▸ RECORDS PROVIDED

- - -

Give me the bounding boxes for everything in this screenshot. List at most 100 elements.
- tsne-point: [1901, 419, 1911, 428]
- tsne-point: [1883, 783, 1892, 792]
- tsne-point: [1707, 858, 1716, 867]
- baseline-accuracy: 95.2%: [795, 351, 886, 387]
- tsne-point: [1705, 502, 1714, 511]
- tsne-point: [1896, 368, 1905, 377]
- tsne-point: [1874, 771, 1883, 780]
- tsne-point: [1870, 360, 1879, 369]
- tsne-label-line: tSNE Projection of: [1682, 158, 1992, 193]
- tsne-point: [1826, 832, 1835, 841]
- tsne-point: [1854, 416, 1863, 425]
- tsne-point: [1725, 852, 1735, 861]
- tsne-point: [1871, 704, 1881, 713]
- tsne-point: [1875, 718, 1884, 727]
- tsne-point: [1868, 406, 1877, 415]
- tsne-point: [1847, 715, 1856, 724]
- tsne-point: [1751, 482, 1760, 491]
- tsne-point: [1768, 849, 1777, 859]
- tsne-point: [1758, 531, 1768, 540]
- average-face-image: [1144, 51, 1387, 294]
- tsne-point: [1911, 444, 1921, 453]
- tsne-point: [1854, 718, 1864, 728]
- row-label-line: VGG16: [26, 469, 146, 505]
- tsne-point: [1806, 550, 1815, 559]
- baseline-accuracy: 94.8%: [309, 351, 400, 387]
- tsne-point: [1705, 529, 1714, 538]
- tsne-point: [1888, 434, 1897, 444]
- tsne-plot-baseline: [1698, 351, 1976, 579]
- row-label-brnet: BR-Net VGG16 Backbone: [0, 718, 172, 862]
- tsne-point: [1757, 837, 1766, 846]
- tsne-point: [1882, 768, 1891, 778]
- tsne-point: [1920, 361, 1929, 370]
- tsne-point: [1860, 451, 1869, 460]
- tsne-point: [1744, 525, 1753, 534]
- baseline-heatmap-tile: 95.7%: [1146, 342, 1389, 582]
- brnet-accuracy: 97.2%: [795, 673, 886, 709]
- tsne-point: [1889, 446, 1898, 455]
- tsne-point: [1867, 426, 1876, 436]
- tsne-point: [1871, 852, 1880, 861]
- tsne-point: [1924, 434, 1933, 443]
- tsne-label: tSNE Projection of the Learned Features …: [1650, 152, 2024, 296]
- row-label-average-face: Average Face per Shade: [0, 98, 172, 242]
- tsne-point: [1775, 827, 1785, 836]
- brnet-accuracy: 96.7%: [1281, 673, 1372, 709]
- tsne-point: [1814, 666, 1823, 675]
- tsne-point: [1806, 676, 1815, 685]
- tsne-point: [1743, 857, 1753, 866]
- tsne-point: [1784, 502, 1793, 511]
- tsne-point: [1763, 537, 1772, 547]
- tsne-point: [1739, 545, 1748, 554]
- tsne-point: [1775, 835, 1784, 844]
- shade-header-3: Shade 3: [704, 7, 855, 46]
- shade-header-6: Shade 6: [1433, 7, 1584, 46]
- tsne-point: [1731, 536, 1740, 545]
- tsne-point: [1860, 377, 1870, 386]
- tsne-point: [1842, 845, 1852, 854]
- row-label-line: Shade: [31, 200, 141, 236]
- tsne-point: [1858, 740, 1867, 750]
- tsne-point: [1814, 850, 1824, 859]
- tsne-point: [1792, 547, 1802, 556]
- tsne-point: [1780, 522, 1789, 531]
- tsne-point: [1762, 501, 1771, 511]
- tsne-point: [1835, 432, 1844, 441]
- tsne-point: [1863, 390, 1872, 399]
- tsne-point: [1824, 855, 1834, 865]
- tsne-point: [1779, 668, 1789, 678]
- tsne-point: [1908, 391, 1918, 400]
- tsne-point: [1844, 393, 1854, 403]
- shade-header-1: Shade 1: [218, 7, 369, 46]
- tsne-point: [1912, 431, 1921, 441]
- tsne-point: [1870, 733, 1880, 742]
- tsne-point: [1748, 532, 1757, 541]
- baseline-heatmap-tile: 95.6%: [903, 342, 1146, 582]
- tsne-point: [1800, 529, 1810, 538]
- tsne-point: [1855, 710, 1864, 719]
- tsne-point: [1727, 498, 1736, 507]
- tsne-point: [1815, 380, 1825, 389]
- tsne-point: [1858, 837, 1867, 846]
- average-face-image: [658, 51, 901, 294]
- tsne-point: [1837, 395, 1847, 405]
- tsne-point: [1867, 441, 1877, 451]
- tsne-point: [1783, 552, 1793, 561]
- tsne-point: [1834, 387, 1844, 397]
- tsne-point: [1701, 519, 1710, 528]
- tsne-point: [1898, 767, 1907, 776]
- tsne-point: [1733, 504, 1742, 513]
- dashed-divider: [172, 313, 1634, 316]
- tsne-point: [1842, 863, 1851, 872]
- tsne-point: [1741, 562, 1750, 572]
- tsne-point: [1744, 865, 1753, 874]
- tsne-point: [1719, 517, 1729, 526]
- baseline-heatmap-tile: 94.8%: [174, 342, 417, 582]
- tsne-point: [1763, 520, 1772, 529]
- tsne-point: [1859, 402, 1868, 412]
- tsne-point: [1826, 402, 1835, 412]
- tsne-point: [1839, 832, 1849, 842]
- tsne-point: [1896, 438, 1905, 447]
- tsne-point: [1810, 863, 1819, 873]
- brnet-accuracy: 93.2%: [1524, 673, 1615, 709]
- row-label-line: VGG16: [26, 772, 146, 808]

- - -

▸ PROBLEM TO WORK ON
Print every line of the records above verbatim, with no changes.

▸ RESULT BELOW
Give me the bounding boxes for everything in this screenshot. List at most 100 elements.
- tsne-point: [1901, 419, 1911, 428]
- tsne-point: [1883, 783, 1892, 792]
- tsne-point: [1707, 858, 1716, 867]
- baseline-accuracy: 95.2%: [795, 351, 886, 387]
- tsne-point: [1705, 502, 1714, 511]
- tsne-point: [1896, 368, 1905, 377]
- tsne-point: [1874, 771, 1883, 780]
- tsne-point: [1870, 360, 1879, 369]
- tsne-label-line: tSNE Projection of: [1682, 158, 1992, 193]
- tsne-point: [1826, 832, 1835, 841]
- tsne-point: [1854, 416, 1863, 425]
- tsne-point: [1725, 852, 1735, 861]
- tsne-point: [1871, 704, 1881, 713]
- tsne-point: [1875, 718, 1884, 727]
- tsne-point: [1868, 406, 1877, 415]
- tsne-point: [1847, 715, 1856, 724]
- tsne-point: [1751, 482, 1760, 491]
- tsne-point: [1768, 849, 1777, 859]
- tsne-point: [1758, 531, 1768, 540]
- average-face-image: [1144, 51, 1387, 294]
- tsne-point: [1911, 444, 1921, 453]
- tsne-point: [1854, 718, 1864, 728]
- row-label-line: VGG16: [26, 469, 146, 505]
- tsne-point: [1806, 550, 1815, 559]
- baseline-accuracy: 94.8%: [309, 351, 400, 387]
- tsne-point: [1705, 529, 1714, 538]
- tsne-point: [1888, 434, 1897, 444]
- tsne-plot-baseline: [1698, 351, 1976, 579]
- row-label-brnet: BR-Net VGG16 Backbone: [0, 718, 172, 862]
- tsne-point: [1757, 837, 1766, 846]
- tsne-point: [1882, 768, 1891, 778]
- tsne-point: [1920, 361, 1929, 370]
- tsne-point: [1860, 451, 1869, 460]
- tsne-point: [1744, 525, 1753, 534]
- baseline-heatmap-tile: 95.7%: [1146, 342, 1389, 582]
- brnet-accuracy: 97.2%: [795, 673, 886, 709]
- tsne-point: [1889, 446, 1898, 455]
- tsne-point: [1867, 426, 1876, 436]
- tsne-point: [1871, 852, 1880, 861]
- tsne-point: [1924, 434, 1933, 443]
- tsne-label: tSNE Projection of the Learned Features …: [1650, 152, 2024, 296]
- row-label-average-face: Average Face per Shade: [0, 98, 172, 242]
- tsne-point: [1775, 827, 1785, 836]
- brnet-accuracy: 96.7%: [1281, 673, 1372, 709]
- tsne-point: [1814, 666, 1823, 675]
- tsne-point: [1806, 676, 1815, 685]
- tsne-point: [1743, 857, 1753, 866]
- tsne-point: [1784, 502, 1793, 511]
- tsne-point: [1763, 537, 1772, 547]
- tsne-point: [1739, 545, 1748, 554]
- tsne-point: [1775, 835, 1784, 844]
- shade-header-3: Shade 3: [704, 7, 855, 46]
- shade-header-6: Shade 6: [1433, 7, 1584, 46]
- tsne-point: [1731, 536, 1740, 545]
- tsne-point: [1860, 377, 1870, 386]
- tsne-point: [1842, 845, 1852, 854]
- row-label-line: Shade: [31, 200, 141, 236]
- tsne-point: [1858, 740, 1867, 750]
- tsne-point: [1814, 850, 1824, 859]
- tsne-point: [1792, 547, 1802, 556]
- tsne-point: [1780, 522, 1789, 531]
- tsne-point: [1762, 501, 1771, 511]
- tsne-point: [1835, 432, 1844, 441]
- tsne-point: [1863, 390, 1872, 399]
- tsne-point: [1824, 855, 1834, 865]
- tsne-point: [1779, 668, 1789, 678]
- tsne-point: [1908, 391, 1918, 400]
- tsne-point: [1844, 393, 1854, 403]
- shade-header-1: Shade 1: [218, 7, 369, 46]
- tsne-point: [1912, 431, 1921, 441]
- tsne-point: [1870, 733, 1880, 742]
- tsne-point: [1748, 532, 1757, 541]
- baseline-heatmap-tile: 95.6%: [903, 342, 1146, 582]
- tsne-point: [1800, 529, 1810, 538]
- tsne-point: [1855, 710, 1864, 719]
- tsne-point: [1727, 498, 1736, 507]
- tsne-point: [1815, 380, 1825, 389]
- tsne-point: [1858, 837, 1867, 846]
- average-face-image: [658, 51, 901, 294]
- tsne-point: [1837, 395, 1847, 405]
- tsne-point: [1867, 441, 1877, 451]
- tsne-point: [1783, 552, 1793, 561]
- tsne-point: [1834, 387, 1844, 397]
- tsne-point: [1701, 519, 1710, 528]
- tsne-point: [1898, 767, 1907, 776]
- tsne-point: [1733, 504, 1742, 513]
- dashed-divider: [172, 313, 1634, 316]
- tsne-point: [1842, 863, 1851, 872]
- tsne-point: [1741, 562, 1750, 572]
- tsne-point: [1744, 865, 1753, 874]
- tsne-point: [1719, 517, 1729, 526]
- baseline-heatmap-tile: 94.8%: [174, 342, 417, 582]
- tsne-point: [1763, 520, 1772, 529]
- tsne-point: [1859, 402, 1868, 412]
- tsne-point: [1826, 402, 1835, 412]
- tsne-point: [1839, 832, 1849, 842]
- tsne-point: [1896, 438, 1905, 447]
- tsne-point: [1810, 863, 1819, 873]
- brnet-accuracy: 93.2%: [1524, 673, 1615, 709]
- row-label-line: VGG16: [26, 772, 146, 808]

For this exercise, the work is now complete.